[Figure collection entries]
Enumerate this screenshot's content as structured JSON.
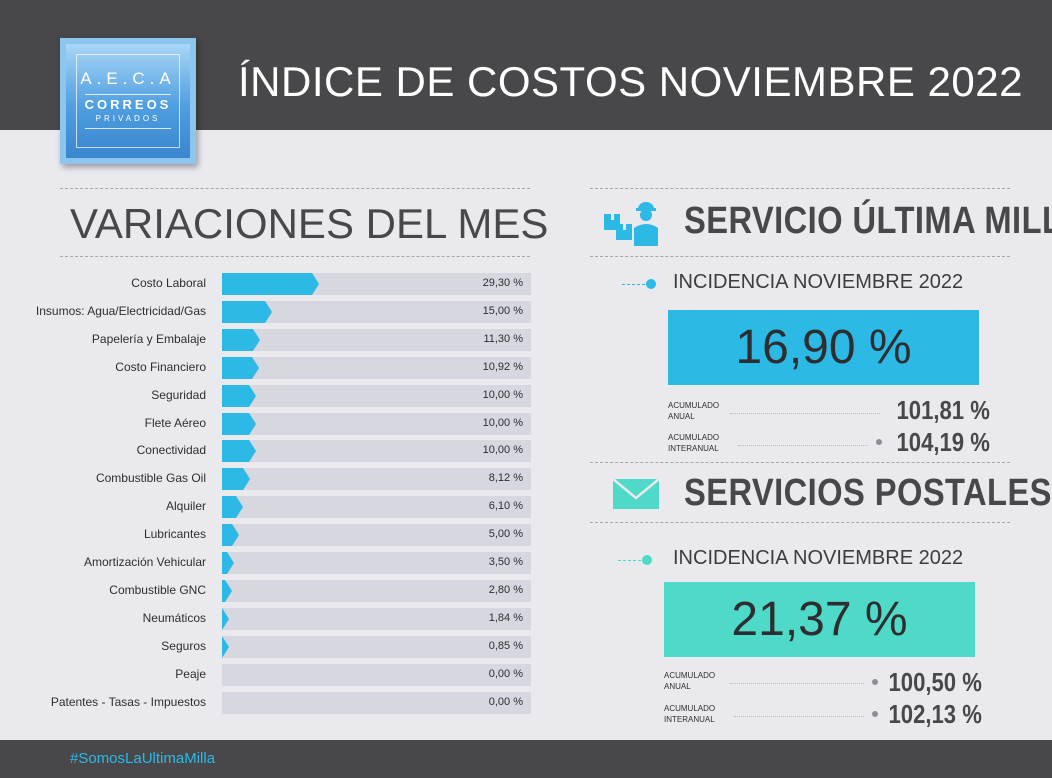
{
  "header": {
    "title": "ÍNDICE DE COSTOS NOVIEMBRE 2022"
  },
  "logo": {
    "line1": "A.E.C.A",
    "line2": "CORREOS",
    "line3": "PRIVADOS"
  },
  "left": {
    "title": "VARIACIONES DEL MES"
  },
  "chart_data": {
    "type": "bar",
    "orientation": "horizontal",
    "title": "VARIACIONES DEL MES",
    "categories": [
      "Costo Laboral",
      "Insumos: Agua/Electricidad/Gas",
      "Papelería y Embalaje",
      "Costo Financiero",
      "Seguridad",
      "Flete Aéreo",
      "Conectividad",
      "Combustible Gas Oil",
      "Alquiler",
      "Lubricantes",
      "Amortización Vehicular",
      "Combustible GNC",
      "Neumáticos",
      "Seguros",
      "Peaje",
      "Patentes - Tasas - Impuestos"
    ],
    "values": [
      29.3,
      15.0,
      11.3,
      10.92,
      10.0,
      10.0,
      10.0,
      8.12,
      6.1,
      5.0,
      3.5,
      2.8,
      1.84,
      0.85,
      0.0,
      0.0
    ],
    "value_labels": [
      "29,30 %",
      "15,00 %",
      "11,30 %",
      "10,92 %",
      "10,00 %",
      "10,00 %",
      "10,00 %",
      "8,12 %",
      "6,10 %",
      "5,00 %",
      "3,50 %",
      "2,80 %",
      "1,84 %",
      "0,85 %",
      "0,00 %",
      "0,00 %"
    ],
    "bar_color": "#2cb9e6",
    "track_color": "#d6d7df"
  },
  "ultima_milla": {
    "title": "SERVICIO ÚLTIMA MILLA",
    "icon": "delivery-person-icon",
    "incidence_label": "INCIDENCIA NOVIEMBRE 2022",
    "incidence_value": "16,90 %",
    "accent": "#2cb9e6",
    "acumulado_anual_label_1": "ACUMULADO",
    "acumulado_anual_label_2": "ANUAL",
    "acumulado_anual_value": "101,81 %",
    "acumulado_interanual_label_1": "ACUMULADO",
    "acumulado_interanual_label_2": "INTERANUAL",
    "acumulado_interanual_value": "104,19 %"
  },
  "postales": {
    "title": "SERVICIOS POSTALES",
    "icon": "envelope-icon",
    "incidence_label": "INCIDENCIA NOVIEMBRE 2022",
    "incidence_value": "21,37 %",
    "accent": "#4ed9c8",
    "acumulado_anual_label_1": "ACUMULADO",
    "acumulado_anual_label_2": "ANUAL",
    "acumulado_anual_value": "100,50 %",
    "acumulado_interanual_label_1": "ACUMULADO",
    "acumulado_interanual_label_2": "INTERANUAL",
    "acumulado_interanual_value": "102,13 %"
  },
  "footer": {
    "hashtag": "#SomosLaUltimaMilla"
  }
}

> _GOAL_
List each line holding the string "icon".

> _OUTPUT FOR THIS TASK_
    "icon": "delivery-person-icon",
    "icon": "envelope-icon",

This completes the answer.